Box annotation data:
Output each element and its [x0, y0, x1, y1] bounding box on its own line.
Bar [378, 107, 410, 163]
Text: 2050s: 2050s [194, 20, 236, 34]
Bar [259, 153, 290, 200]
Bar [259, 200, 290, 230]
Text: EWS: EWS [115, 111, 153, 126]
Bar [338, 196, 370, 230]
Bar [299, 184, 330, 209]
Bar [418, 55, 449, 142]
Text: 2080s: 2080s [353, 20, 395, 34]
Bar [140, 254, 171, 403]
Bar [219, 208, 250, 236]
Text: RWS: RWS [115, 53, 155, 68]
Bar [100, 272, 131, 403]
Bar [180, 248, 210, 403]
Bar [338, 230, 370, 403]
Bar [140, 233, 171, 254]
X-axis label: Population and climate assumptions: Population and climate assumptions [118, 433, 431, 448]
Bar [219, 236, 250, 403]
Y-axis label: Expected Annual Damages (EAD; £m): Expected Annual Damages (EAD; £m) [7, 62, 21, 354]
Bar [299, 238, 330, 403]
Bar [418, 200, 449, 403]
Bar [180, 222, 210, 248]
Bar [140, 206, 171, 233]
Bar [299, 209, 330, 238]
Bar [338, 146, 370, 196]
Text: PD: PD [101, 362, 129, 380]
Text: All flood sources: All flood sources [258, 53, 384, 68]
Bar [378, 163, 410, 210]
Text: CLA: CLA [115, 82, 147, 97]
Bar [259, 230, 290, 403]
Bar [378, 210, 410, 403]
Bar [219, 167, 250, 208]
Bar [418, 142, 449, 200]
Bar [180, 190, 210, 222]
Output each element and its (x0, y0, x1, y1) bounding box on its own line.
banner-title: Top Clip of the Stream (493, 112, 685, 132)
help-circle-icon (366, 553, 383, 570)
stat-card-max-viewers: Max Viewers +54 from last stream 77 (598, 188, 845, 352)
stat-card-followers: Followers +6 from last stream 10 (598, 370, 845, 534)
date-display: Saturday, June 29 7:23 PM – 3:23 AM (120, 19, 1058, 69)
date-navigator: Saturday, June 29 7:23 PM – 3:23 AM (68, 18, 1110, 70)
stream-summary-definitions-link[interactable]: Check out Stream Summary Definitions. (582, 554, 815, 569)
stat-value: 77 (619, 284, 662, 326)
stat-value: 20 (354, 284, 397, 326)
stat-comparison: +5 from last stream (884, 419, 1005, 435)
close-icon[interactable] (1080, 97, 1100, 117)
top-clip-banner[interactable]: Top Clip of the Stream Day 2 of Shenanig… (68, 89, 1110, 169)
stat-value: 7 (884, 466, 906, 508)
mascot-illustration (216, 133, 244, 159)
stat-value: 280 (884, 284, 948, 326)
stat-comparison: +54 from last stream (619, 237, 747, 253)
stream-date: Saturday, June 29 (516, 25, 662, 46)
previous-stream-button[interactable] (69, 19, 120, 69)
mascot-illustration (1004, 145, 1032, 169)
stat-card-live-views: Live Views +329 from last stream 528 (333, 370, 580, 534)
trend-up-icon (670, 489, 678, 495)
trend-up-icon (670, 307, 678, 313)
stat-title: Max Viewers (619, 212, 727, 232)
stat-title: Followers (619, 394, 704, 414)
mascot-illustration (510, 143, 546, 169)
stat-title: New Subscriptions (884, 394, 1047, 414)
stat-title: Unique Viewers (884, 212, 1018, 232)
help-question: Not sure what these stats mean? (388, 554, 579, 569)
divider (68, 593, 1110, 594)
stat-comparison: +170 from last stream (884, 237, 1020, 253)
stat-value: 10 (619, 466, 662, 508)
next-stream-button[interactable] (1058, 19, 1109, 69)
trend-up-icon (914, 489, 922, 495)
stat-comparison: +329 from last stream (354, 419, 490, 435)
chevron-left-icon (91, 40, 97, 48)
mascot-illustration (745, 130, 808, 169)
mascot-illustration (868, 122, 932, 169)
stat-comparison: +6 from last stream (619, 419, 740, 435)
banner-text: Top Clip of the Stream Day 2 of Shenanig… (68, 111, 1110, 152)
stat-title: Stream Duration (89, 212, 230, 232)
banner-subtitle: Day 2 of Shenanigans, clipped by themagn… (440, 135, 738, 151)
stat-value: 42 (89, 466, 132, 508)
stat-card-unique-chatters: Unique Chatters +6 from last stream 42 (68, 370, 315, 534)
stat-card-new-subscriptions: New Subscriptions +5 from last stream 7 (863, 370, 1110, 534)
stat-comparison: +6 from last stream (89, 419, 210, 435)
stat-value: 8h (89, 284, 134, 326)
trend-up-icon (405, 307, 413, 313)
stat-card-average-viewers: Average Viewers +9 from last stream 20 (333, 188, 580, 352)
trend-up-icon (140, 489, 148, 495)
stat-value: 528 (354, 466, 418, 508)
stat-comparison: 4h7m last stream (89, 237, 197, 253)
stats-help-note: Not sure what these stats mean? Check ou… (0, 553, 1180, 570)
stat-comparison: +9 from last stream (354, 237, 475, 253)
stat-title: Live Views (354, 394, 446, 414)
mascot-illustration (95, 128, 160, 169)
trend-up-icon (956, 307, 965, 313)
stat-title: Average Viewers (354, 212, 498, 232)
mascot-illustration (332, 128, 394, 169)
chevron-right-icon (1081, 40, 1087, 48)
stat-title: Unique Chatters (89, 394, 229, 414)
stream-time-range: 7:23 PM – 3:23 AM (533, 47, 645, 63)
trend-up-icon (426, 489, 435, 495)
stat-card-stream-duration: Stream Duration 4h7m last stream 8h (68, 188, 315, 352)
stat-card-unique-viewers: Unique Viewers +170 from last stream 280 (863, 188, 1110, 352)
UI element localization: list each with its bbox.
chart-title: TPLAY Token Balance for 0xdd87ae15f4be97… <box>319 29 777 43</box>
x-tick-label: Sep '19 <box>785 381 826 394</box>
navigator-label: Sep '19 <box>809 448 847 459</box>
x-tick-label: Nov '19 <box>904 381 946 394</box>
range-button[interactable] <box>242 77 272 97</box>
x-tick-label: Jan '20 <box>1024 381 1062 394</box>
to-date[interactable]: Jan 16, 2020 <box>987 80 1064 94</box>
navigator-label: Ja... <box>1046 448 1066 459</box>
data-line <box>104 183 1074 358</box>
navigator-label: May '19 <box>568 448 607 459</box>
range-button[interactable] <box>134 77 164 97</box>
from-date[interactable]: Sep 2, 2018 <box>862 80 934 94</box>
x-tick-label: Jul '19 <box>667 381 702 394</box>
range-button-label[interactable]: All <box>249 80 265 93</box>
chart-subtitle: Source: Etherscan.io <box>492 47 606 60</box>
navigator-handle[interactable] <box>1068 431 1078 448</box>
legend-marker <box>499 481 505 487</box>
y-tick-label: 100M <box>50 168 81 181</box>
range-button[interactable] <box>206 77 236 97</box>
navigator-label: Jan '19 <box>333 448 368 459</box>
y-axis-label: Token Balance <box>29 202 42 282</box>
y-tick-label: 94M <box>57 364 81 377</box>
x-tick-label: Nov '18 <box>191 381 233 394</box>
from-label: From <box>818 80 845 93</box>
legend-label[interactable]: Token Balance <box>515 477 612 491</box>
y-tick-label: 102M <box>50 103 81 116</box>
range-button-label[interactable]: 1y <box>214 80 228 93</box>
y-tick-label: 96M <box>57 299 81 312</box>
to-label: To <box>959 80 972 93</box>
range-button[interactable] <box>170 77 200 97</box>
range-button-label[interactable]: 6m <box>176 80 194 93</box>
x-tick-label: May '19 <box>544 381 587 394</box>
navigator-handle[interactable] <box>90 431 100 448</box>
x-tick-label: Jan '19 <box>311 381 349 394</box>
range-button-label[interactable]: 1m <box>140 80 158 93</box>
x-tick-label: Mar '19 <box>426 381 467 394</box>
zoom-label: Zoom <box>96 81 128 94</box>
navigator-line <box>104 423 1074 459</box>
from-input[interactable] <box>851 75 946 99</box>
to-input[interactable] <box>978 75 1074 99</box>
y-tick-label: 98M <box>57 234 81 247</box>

## Requirement
Can you convert the records above into a JSON list of strings, one string per line, beginning at the first line of the records and stopping after the line that contains "mascot-illustration (216, 133, 244, 159)"? Leave out any blank lines.

## The reply
[
  "Output each element and its [x0, y0, x1, y1] bounding box on its own line.",
  "Bar [378, 107, 410, 163]",
  "Text: 2050s: 2050s [194, 20, 236, 34]",
  "Bar [259, 153, 290, 200]",
  "Bar [259, 200, 290, 230]",
  "Text: EWS: EWS [115, 111, 153, 126]",
  "Bar [338, 196, 370, 230]",
  "Bar [299, 184, 330, 209]",
  "Bar [418, 55, 449, 142]",
  "Text: 2080s: 2080s [353, 20, 395, 34]",
  "Bar [140, 254, 171, 403]",
  "Bar [219, 208, 250, 236]",
  "Text: RWS: RWS [115, 53, 155, 68]",
  "Bar [100, 272, 131, 403]",
  "Bar [180, 248, 210, 403]",
  "Bar [338, 230, 370, 403]",
  "Bar [140, 233, 171, 254]",
  "X-axis label: Population and climate assumptions: Population and climate assumptions [118, 433, 431, 448]",
  "Bar [219, 236, 250, 403]",
  "Y-axis label: Expected Annual Damages (EAD; £m): Expected Annual Damages (EAD; £m) [7, 62, 21, 354]",
  "Bar [299, 238, 330, 403]",
  "Bar [418, 200, 449, 403]",
  "Bar [180, 222, 210, 248]",
  "Bar [140, 206, 171, 233]",
  "Bar [299, 209, 330, 238]",
  "Bar [338, 146, 370, 196]",
  "Text: PD: PD [101, 362, 129, 380]",
  "Text: All flood sources: All flood sources [258, 53, 384, 68]",
  "Bar [378, 163, 410, 210]",
  "Text: CLA: CLA [115, 82, 147, 97]",
  "Bar [259, 230, 290, 403]",
  "Bar [378, 210, 410, 403]",
  "Bar [219, 167, 250, 208]",
  "Bar [418, 142, 449, 200]",
  "Bar [180, 190, 210, 222]",
  "Output each element and its (x0, y0, x1, y1) bounding box on its own line.",
  "banner-title: Top Clip of the Stream (493, 112, 685, 132)",
  "help-circle-icon (366, 553, 383, 570)",
  "stat-card-max-viewers: Max Viewers +54 from last stream 77 (598, 188, 845, 352)",
  "stat-card-followers: Followers +6 from last stream 10 (598, 370, 845, 534)",
  "date-display: Saturday, June 29 7:23 PM – 3:23 AM (120, 19, 1058, 69)",
  "date-navigator: Saturday, June 29 7:23 PM – 3:23 AM (68, 18, 1110, 70)",
  "stream-summary-definitions-link[interactable]: Check out Stream Summary Definitions. (582, 554, 815, 569)",
  "stat-value: 77 (619, 284, 662, 326)",
  "stat-value: 20 (354, 284, 397, 326)",
  "stat-comparison: +5 from last stream (884, 419, 1005, 435)",
  "close-icon[interactable] (1080, 97, 1100, 117)",
  "top-clip-banner[interactable]: Top Clip of the Stream Day 2 of Shenanig… (68, 89, 1110, 169)",
  "stat-value: 7 (884, 466, 906, 508)",
  "mascot-illustration (216, 133, 244, 159)"
]